*TASK TO COMPLETE:* Below is a listing; reproduce each line of it exactly.

*SUPPLIED ENTRIES:*

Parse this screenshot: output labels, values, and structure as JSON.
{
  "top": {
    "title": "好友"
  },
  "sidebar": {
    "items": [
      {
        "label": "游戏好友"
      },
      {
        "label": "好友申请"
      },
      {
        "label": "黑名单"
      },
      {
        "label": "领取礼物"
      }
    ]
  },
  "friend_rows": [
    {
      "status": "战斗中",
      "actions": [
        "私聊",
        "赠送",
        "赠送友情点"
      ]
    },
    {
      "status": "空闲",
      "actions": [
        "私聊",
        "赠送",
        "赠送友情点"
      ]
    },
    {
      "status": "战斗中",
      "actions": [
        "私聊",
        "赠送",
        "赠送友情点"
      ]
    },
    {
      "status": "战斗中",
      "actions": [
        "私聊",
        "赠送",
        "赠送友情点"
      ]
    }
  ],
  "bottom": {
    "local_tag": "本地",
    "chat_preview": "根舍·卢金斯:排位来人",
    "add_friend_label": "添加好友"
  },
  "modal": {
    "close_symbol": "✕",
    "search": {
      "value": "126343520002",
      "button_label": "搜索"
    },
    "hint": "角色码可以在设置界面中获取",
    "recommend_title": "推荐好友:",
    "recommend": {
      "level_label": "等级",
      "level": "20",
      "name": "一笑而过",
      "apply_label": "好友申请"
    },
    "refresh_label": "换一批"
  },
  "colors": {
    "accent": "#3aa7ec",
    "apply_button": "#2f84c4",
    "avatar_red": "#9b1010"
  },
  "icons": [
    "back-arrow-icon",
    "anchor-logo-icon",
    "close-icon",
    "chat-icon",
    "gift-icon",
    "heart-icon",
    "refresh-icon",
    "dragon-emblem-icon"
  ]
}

*OUTPUT FOR THIS EXERCISE:*
Parse this screenshot: output labels, values, and structure as JSON.
{
  "top": {
    "title": "好友"
  },
  "sidebar": {
    "items": [
      {
        "label": "游戏好友"
      },
      {
        "label": "好友申请"
      },
      {
        "label": "黑名单"
      },
      {
        "label": "领取礼物"
      }
    ]
  },
  "friend_rows": [
    {
      "status": "战斗中",
      "actions": [
        "私聊",
        "赠送",
        "赠送友情点"
      ]
    },
    {
      "status": "空闲",
      "actions": [
        "私聊",
        "赠送",
        "赠送友情点"
      ]
    },
    {
      "status": "战斗中",
      "actions": [
        "私聊",
        "赠送",
        "赠送友情点"
      ]
    },
    {
      "status": "战斗中",
      "actions": [
        "私聊",
        "赠送",
        "赠送友情点"
      ]
    }
  ],
  "bottom": {
    "local_tag": "本地",
    "chat_preview": "根舍·卢金斯:排位来人",
    "add_friend_label": "添加好友"
  },
  "modal": {
    "close_symbol": "✕",
    "search": {
      "value": "126343520002",
      "button_label": "搜索"
    },
    "hint": "角色码可以在设置界面中获取",
    "recommend_title": "推荐好友:",
    "recommend": {
      "level_label": "等级",
      "level": "20",
      "name": "一笑而过",
      "apply_label": "好友申请"
    },
    "refresh_label": "换一批"
  },
  "colors": {
    "accent": "#3aa7ec",
    "apply_button": "#2f84c4",
    "avatar_red": "#9b1010"
  },
  "icons": [
    "back-arrow-icon",
    "anchor-logo-icon",
    "close-icon",
    "chat-icon",
    "gift-icon",
    "heart-icon",
    "refresh-icon",
    "dragon-emblem-icon"
  ]
}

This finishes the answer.